Tasks to complete:
1. According to the post about Shadow of a Quiet Society, how many dancers perform in the production?
2. Please write what comes next in the post about Shadow of a Quiet Society, picking up after its final sentence.

Passage provided:
══════

Shadow of a Quiet Society, Gwyn Emberton

January 23, 2016 by

Shadow of a Quiet Society is a brand new dance production performed by six of the most prominent and awesome female dancers working in and around the UK today.

It is inspired by a place we all know but never heard of.

Once again we have collaborated with rising stars of theatre and dance: composition Benjamin Talbott and Tic Ashfield (BBC Wales’ Hinterland and National Theatre Wales being just two) and lighting design by Ben Cowens and Aideen Malone who are our regular designers. Angharad Matthews is designing and also comes from working on NTW projects amongst many others.

The idea for Shadow of a Quiet Society came about when I finished my last production My People in March 2014. The book that inspired the work, by infamous author Caradoc Evans, was a caustic look at his own community in 1915. I had recently returned to Wales after many years away, and had begun to reflect on the place that I came from, its people then and now, and I was asking myself why had I left it so long to go back?

Something happens to you when you hit 30 (or so). That place you avoided for 15 years just calls you back. It’s like it says to you, ‘you’ve had your fun, we’ve allowed you to go but now it’s time to return’. It’s partly connected to that period in life where close family start getting ill, grandparents pass away, and sisters have babies but it is also much more than that, something less tangible tugs at your heart until you make that return.

Big life things make you reflect upon who you are and where you’ve come from, what connects you to the world, and it is with this that I started to think about Montgomery, a small little town on the mid Wales border, and all its amazing history that dates back over 800 years.

 

 

Although the initial idea for the work was inspired by the town it has become much more reflective of us all, as a community, a society, that takes a look at who we are in a more universal way. We all experience love, sex, conflict, and have had our happiness turn into instant sadness and vice versa.

══════

Annotated element listings:

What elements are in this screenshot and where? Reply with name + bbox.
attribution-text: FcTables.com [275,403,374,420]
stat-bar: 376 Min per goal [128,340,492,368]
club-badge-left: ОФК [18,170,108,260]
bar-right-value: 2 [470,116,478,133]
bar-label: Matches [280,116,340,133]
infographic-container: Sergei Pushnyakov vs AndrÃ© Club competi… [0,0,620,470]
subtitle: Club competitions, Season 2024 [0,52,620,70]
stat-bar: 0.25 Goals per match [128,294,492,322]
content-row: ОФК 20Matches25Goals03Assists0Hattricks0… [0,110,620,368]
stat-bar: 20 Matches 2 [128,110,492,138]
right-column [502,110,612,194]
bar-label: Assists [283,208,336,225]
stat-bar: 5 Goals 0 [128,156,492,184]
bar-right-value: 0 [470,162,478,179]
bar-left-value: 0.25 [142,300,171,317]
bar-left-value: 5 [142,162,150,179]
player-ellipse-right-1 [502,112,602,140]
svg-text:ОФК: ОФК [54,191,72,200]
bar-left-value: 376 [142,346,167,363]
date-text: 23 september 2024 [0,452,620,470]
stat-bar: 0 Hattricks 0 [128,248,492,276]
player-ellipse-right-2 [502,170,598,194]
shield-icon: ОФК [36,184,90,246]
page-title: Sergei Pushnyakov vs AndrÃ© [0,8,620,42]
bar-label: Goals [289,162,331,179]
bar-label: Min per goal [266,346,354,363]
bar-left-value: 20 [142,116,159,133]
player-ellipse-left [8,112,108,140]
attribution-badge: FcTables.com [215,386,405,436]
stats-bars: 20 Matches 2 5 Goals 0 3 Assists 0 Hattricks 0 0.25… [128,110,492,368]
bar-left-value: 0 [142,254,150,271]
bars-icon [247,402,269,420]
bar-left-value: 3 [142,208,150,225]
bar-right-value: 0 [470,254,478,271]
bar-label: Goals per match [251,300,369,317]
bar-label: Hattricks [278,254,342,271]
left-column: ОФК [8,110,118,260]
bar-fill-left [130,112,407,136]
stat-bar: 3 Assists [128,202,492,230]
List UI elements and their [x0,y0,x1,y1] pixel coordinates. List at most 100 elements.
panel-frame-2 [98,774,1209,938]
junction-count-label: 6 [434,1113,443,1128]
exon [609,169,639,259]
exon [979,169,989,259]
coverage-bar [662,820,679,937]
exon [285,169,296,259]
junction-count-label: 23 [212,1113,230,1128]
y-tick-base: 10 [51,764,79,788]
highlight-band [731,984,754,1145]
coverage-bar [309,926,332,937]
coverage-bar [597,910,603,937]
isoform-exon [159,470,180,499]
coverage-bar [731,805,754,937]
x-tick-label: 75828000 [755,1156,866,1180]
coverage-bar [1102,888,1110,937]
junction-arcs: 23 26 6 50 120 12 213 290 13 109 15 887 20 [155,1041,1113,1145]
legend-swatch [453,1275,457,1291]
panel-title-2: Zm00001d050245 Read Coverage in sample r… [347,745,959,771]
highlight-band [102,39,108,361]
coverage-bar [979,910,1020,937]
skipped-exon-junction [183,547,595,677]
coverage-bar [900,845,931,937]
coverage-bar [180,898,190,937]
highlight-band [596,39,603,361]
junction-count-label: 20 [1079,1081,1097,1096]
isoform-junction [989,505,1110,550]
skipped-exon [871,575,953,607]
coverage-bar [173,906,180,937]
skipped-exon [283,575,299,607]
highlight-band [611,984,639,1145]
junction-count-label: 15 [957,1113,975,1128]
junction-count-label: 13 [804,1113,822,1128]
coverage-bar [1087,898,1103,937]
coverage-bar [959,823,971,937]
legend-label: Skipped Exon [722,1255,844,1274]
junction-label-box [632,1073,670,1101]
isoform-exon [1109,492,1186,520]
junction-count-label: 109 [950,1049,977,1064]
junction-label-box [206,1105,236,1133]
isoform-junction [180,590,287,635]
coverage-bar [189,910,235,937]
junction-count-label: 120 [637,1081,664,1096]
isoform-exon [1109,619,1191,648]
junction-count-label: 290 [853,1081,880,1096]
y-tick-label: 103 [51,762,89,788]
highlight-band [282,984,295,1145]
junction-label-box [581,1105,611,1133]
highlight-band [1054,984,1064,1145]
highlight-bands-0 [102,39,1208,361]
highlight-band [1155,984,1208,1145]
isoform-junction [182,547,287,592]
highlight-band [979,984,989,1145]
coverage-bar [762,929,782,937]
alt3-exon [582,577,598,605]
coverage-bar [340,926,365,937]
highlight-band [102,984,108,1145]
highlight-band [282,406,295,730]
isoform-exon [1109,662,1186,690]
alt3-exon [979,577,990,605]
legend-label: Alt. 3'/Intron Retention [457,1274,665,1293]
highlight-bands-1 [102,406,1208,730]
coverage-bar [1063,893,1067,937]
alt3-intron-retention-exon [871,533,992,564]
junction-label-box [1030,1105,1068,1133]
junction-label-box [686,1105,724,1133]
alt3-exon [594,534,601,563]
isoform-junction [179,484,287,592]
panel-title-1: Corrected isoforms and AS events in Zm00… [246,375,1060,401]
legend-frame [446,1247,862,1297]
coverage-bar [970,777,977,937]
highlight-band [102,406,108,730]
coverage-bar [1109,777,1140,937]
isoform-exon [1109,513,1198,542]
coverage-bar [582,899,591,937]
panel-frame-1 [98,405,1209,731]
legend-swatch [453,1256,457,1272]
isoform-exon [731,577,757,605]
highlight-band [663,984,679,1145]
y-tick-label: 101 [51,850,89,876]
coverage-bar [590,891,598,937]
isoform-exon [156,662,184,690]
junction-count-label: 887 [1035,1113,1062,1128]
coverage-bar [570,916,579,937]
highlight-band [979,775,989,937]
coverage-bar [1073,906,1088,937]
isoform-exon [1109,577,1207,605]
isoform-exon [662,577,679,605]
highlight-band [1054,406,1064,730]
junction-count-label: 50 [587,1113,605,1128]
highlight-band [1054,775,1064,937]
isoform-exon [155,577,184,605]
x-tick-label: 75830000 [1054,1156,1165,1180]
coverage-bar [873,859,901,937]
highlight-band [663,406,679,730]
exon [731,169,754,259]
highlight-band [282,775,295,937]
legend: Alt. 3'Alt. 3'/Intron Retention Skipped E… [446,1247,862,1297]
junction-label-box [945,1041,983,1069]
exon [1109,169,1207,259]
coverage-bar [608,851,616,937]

══════

Set of answers:
1. Six female dancers.

2.
In January 2015, with support of Arts Council of Wales and Coreo Cymru, I invited Benjie and Tic (the composers who I have now been working with for the last three years) and lighting designer Aideen Malone, who I started working together with in 2000 when we were working with Akram Khan, to Montgomery to research the town’s past. Over two weeks we met with local historians, and found that people stopped us in the street to tell us their stories.  What followed was a year-long process of continuing to discover more and more wonderful things about such a small place and I realised that Montgomery punches above its weight for a town of only a 1000 or so people. It makes me curious to think what other places across Wales are like. I am certain we are all sitting on a wealth of wonderful histories waiting to be unearthed with just a little digging.

Everyone growing up in Montgomery is made very aware of its incredible past, the castle ruin is a daily reminder of the town’s significance in Welsh and English politics in the 1200’s with the growth of the town just stopping, remaining pretty much the same for the next two to three hundred years as other towns near to it came into prominence.

Besides the many local anecdotes and memories recorded in journals and in the archives of the small museum in the town, gathered and recorded by generations of the townsfolk, acting as custodians of their heritage, we discovered several people from the town who had national, and in some cases, global significance.

 

 

George Herbert, the metaphysical poet that most people who have studied A level English will be extremely familiar with, whose hymns are still sung in churches all over the world today, was as from Montgomery. His younger brother Henry was James I’s Master of Revels, the licenser of plays and performances in London and the rest of England, a sort of Stuart Arts Council. Their older brother was the father of Diesism writing the first book on the subject bringing him much prominence as a bit of radical Lord.

Many artists and composers were either from the town or came to the town to live such as Peter Warlock the famous mid-century, bohemian composer and Edward Detmold, an early 20th century artist who fled the blitz with a motley crew of artists and his mother, arriving and staying in Montgomery by accident.

During the Napoleonic Wars, French soldiers were kept prisoner in the finest houses in Montgomery, given the finest wines and food and the townspeople even put on a ball for them.

In the process of making the work, we used the psychologist Carl Jung’s theories on the unconscious and archetypes as a way of looking at these stories from a more collective perspective. My aim, with the company, has been to make a work that we can all identify with. There are characters you will all recognize, perhaps within yourselves.

There are a lot of funny things in the work, some sad things too, beautiful moments and some crazier bits. It is as one friend described my work ‘full bodied dancing’, meaning it is very physical and technical but as I always aspire to bring to my work it has a human story to it. Every member of the audience will connect with it in some way.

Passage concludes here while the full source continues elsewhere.